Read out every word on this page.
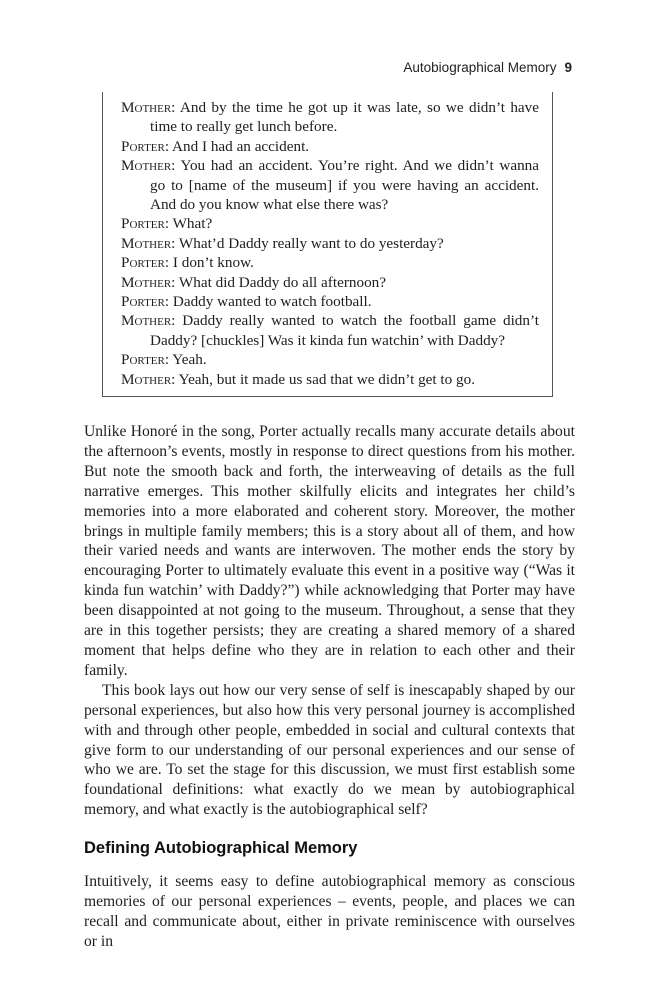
Autobiographical Memory 9
Mother: And by the time he got up it was late, so we didn’t have time to really get lunch before.
Porter: And I had an accident.
Mother: You had an accident. You’re right. And we didn’t wanna go to [name of the museum] if you were having an accident. And do you know what else there was?
Porter: What?
Mother: What’d Daddy really want to do yesterday?
Porter: I don’t know.
Mother: What did Daddy do all afternoon?
Porter: Daddy wanted to watch football.
Mother: Daddy really wanted to watch the football game didn’t Daddy? [chuckles] Was it kinda fun watchin’ with Daddy?
Porter: Yeah.
Mother: Yeah, but it made us sad that we didn’t get to go.

Unlike Honoré in the song, Porter actually recalls many accurate details about the afternoon’s events, mostly in response to direct questions from his mother. But note the smooth back and forth, the interweaving of details as the full narrative emerges. This mother skilfully elicits and integrates her child’s memories into a more elaborated and coherent story. Moreover, the mother brings in multiple family members; this is a story about all of them, and how their varied needs and wants are interwoven. The mother ends the story by encouraging Porter to ultimately evaluate this event in a positive way (“Was it kinda fun watchin’ with Daddy?”) while acknowledging that Porter may have been disappointed at not going to the museum. Throughout, a sense that they are in this together persists; they are creating a shared memory of a shared moment that helps define who they are in relation to each other and their family.

This book lays out how our very sense of self is inescapably shaped by our personal experiences, but also how this very personal journey is accomplished with and through other people, embedded in social and cultural contexts that give form to our understanding of our personal experiences and our sense of who we are. To set the stage for this discussion, we must first establish some foundational definitions: what exactly do we mean by autobiographical memory, and what exactly is the autobiographical self?

Defining Autobiographical Memory

Intuitively, it seems easy to define autobiographical memory as conscious memories of our personal experiences – events, people, and places we can recall and communicate about, either in private reminiscence with ourselves or in
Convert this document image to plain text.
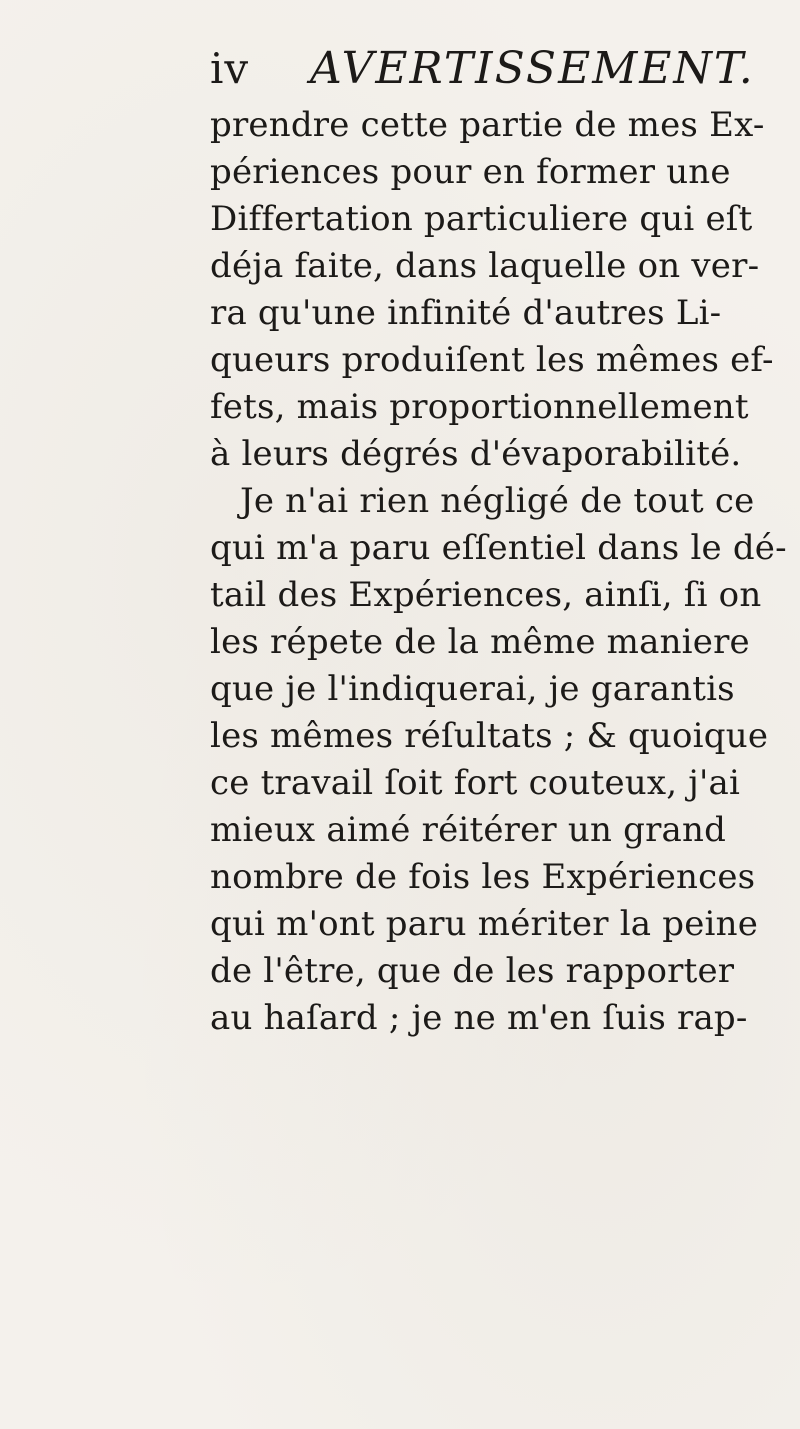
iv AVERTISSEMENT.
prendre cette partie de mes Ex-
périences pour en former une
Differtation particuliere qui eſt
déja faite, dans laquelle on ver-
ra qu'une infinité d'autres Li-
queurs produiſent les mêmes ef-
fets, mais proportionnellement
à leurs dégrés d'évaporabilité.
Je n'ai rien négligé de tout ce
qui m'a paru eſſentiel dans le dé-
tail des Expériences, ainſi, ſi on
les répete de la même maniere
que je l'indiquerai, je garantis
les mêmes réſultats ; & quoique
ce travail ſoit fort couteux, j'ai
mieux aimé réitérer un grand
nombre de fois les Expériences
qui m'ont paru mériter la peine
de l'être, que de les rapporter
au haſard ; je ne m'en ſuis rap-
....
▶ **What is needed**:
Reproduce the lines of the listing exactly, starting at the one that contains "Convert this document image to plain text." and continuing through the final line, but leave out the pictures.

▶ **Exercise response**:
Convert this document image to plain text.
iv AVERTISSEMENT.
prendre cette partie de mes Ex-
périences pour en former une
Differtation particuliere qui eſt
déja faite, dans laquelle on ver-
ra qu'une infinité d'autres Li-
queurs produiſent les mêmes ef-
fets, mais proportionnellement
à leurs dégrés d'évaporabilité.
Je n'ai rien négligé de tout ce
qui m'a paru eſſentiel dans le dé-
tail des Expériences, ainſi, ſi on
les répete de la même maniere
que je l'indiquerai, je garantis
les mêmes réſultats ; & quoique
ce travail ſoit fort couteux, j'ai
mieux aimé réitérer un grand
nombre de fois les Expériences
qui m'ont paru mériter la peine
de l'être, que de les rapporter
au haſard ; je ne m'en ſuis rap-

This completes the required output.